• [Required task] Restate exactly, and only, the lines from the one with "Read out every word on this page." through the end of the data, with both of those end lines kept. Drop any pictures.

• [Data excerpts]

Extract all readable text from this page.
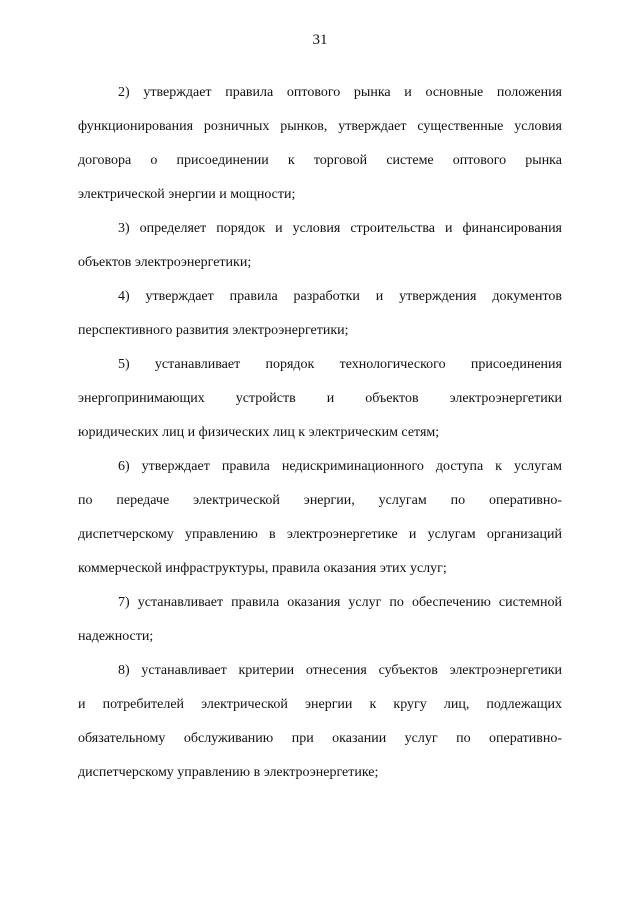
31
2) утверждает правила оптового рынка и основные положения
функционирования розничных рынков, утверждает существенные условия
договора о присоединении к торговой системе оптового рынка
электрической энергии и мощности;
3) определяет порядок и условия строительства и финансирования
объектов электроэнергетики;
4) утверждает правила разработки и утверждения документов
перспективного развития электроэнергетики;
5) устанавливает порядок технологического присоединения
энергопринимающих устройств и объектов электроэнергетики
юридических лиц и физических лиц к электрическим сетям;
6) утверждает правила недискриминационного доступа к услугам
по передаче электрической энергии, услугам по оперативно-
диспетчерскому управлению в электроэнергетике и услугам организаций
коммерческой инфраструктуры, правила оказания этих услуг;
7) устанавливает правила оказания услуг по обеспечению системной
надежности;
8) устанавливает критерии отнесения субъектов электроэнергетики
и потребителей электрической энергии к кругу лиц, подлежащих
обязательному обслуживанию при оказании услуг по оперативно-
диспетчерскому управлению в электроэнергетике;
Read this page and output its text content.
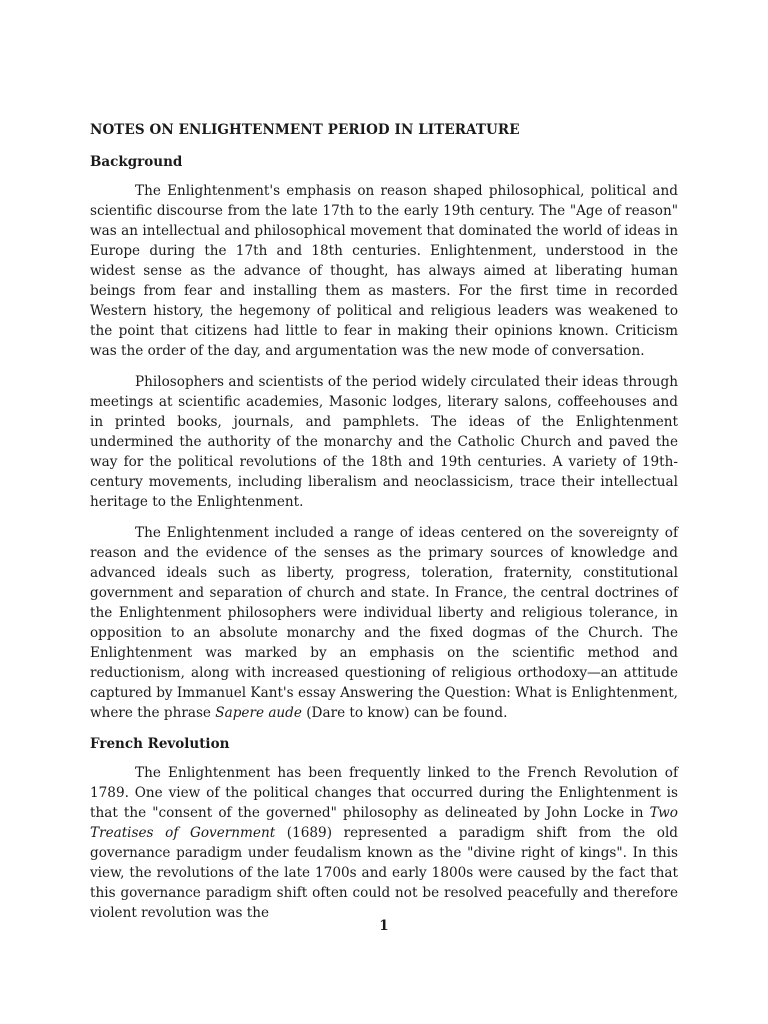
NOTES ON ENLIGHTENMENT PERIOD IN LITERATURE
Background

The Enlightenment's emphasis on reason shaped philosophical, political and scientific discourse from the late 17th to the early 19th century. The "Age of reason" was an intellectual and philosophical movement that dominated the world of ideas in Europe during the 17th and 18th centuries. Enlightenment, understood in the widest sense as the advance of thought, has always aimed at liberating human beings from fear and installing them as masters. For the first time in recorded Western history, the hegemony of political and religious leaders was weakened to the point that citizens had little to fear in making their opinions known. Criticism was the order of the day, and argumentation was the new mode of conversation.

Philosophers and scientists of the period widely circulated their ideas through meetings at scientific academies, Masonic lodges, literary salons, coffeehouses and in printed books, journals, and pamphlets. The ideas of the Enlightenment undermined the authority of the monarchy and the Catholic Church and paved the way for the political revolutions of the 18th and 19th centuries. A variety of 19th-century movements, including liberalism and neoclassicism, trace their intellectual heritage to the Enlightenment.

The Enlightenment included a range of ideas centered on the sovereignty of reason and the evidence of the senses as the primary sources of knowledge and advanced ideals such as liberty, progress, toleration, fraternity, constitutional government and separation of church and state. In France, the central doctrines of the Enlightenment philosophers were individual liberty and religious tolerance, in opposition to an absolute monarchy and the fixed dogmas of the Church. The Enlightenment was marked by an emphasis on the scientific method and reductionism, along with increased questioning of religious orthodoxy—an attitude captured by Immanuel Kant's essay Answering the Question: What is Enlightenment, where the phrase Sapere aude (Dare to know) can be found.

French Revolution

The Enlightenment has been frequently linked to the French Revolution of 1789. One view of the political changes that occurred during the Enlightenment is that the "consent of the governed" philosophy as delineated by John Locke in Two Treatises of Government (1689) represented a paradigm shift from the old governance paradigm under feudalism known as the "divine right of kings". In this view, the revolutions of the late 1700s and early 1800s were caused by the fact that this governance paradigm shift often could not be resolved peacefully and therefore violent revolution was the

1
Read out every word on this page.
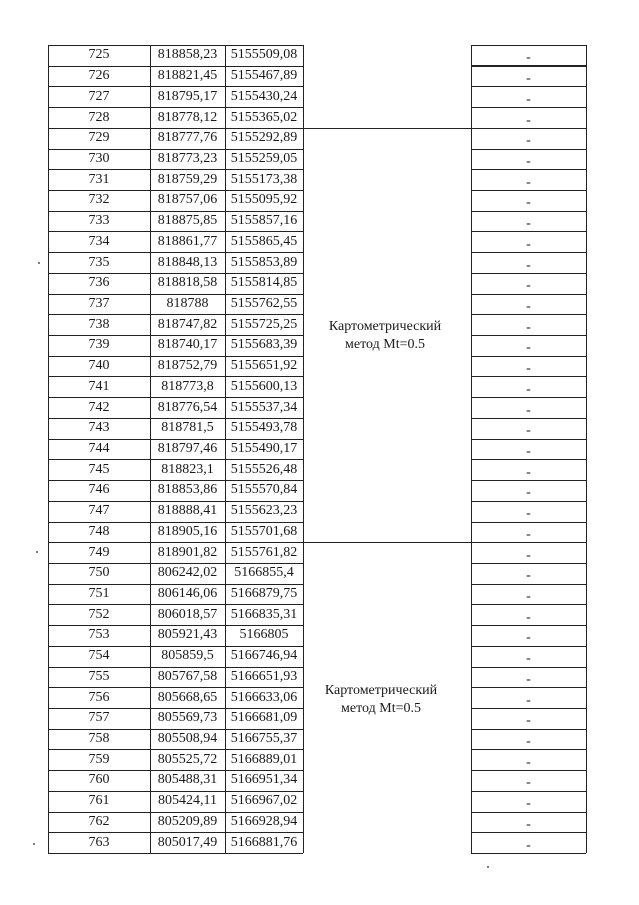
725	818858,23 5155509,08	-
726	818821,45 5155467,89	-
727	818795,17 5155430,24	-
728	818778,12 5155365,02	-
729	818777,76 5155292,89	-
730	818773,23 5155259,05	-
731	818759,29 5155173,38	-
732	818757,06 5155095,92	-
733	818875,85 5155857,16	-
734	818861,77 5155865,45	-
735	818848,13 5155853,89	-
736	818818,58 5155814,85	-
737	818788	5155762,55	-
738	818747,82 5155725,25	-
739	818740,17 5155683,39	-
740	818752,79 5155651,92	-
741	818773,8	5155600,13	-
742	818776,54 5155537,34	-
743	818781,5	5155493,78	-
744	818797,46 5155490,17	-
745	818823,1	5155526,48	-
746	818853,86 5155570,84	-
747	818888,41 5155623,23	-
748	818905,16 5155701,68	-
749	818901,82 5155761,82	-
750	806242,02	5166855,4	-
751	806146,06 5166879,75	-
752	806018,57 5166835,31	-
753	805921,43	5166805	-
754	805859,5	5166746,94	-
755	805767,58 5166651,93	-
756	805668,65 5166633,06	-
757	805569,73 5166681,09	-
758	805508,94 5166755,37	-
759	805525,72 5166889,01	-
760	805488,31 5166951,34	-
761	805424,11 5166967,02	-
762	805209,89 5166928,94	-
763	805017,49 5166881,76	-
Картометрический
метод Mt=0.5
Картометрический
метод Mt=0.5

• [Task output]
Read out every word on this page.
725	818858,23 5155509,08	-
726	818821,45 5155467,89	-
727	818795,17 5155430,24	-
728	818778,12 5155365,02	-
729	818777,76 5155292,89	-
730	818773,23 5155259,05	-
731	818759,29 5155173,38	-
732	818757,06 5155095,92	-
733	818875,85 5155857,16	-
734	818861,77 5155865,45	-
735	818848,13 5155853,89	-
736	818818,58 5155814,85	-
737	818788	5155762,55	-
738	818747,82 5155725,25	-
739	818740,17 5155683,39	-
740	818752,79 5155651,92	-
741	818773,8	5155600,13	-
742	818776,54 5155537,34	-
743	818781,5	5155493,78	-
744	818797,46 5155490,17	-
745	818823,1	5155526,48	-
746	818853,86 5155570,84	-
747	818888,41 5155623,23	-
748	818905,16 5155701,68	-
749	818901,82 5155761,82	-
750	806242,02	5166855,4	-
751	806146,06 5166879,75	-
752	806018,57 5166835,31	-
753	805921,43	5166805	-
754	805859,5	5166746,94	-
755	805767,58 5166651,93	-
756	805668,65 5166633,06	-
757	805569,73 5166681,09	-
758	805508,94 5166755,37	-
759	805525,72 5166889,01	-
760	805488,31 5166951,34	-
761	805424,11 5166967,02	-
762	805209,89 5166928,94	-
763	805017,49 5166881,76	-
Картометрический
метод Mt=0.5
Картометрический
метод Mt=0.5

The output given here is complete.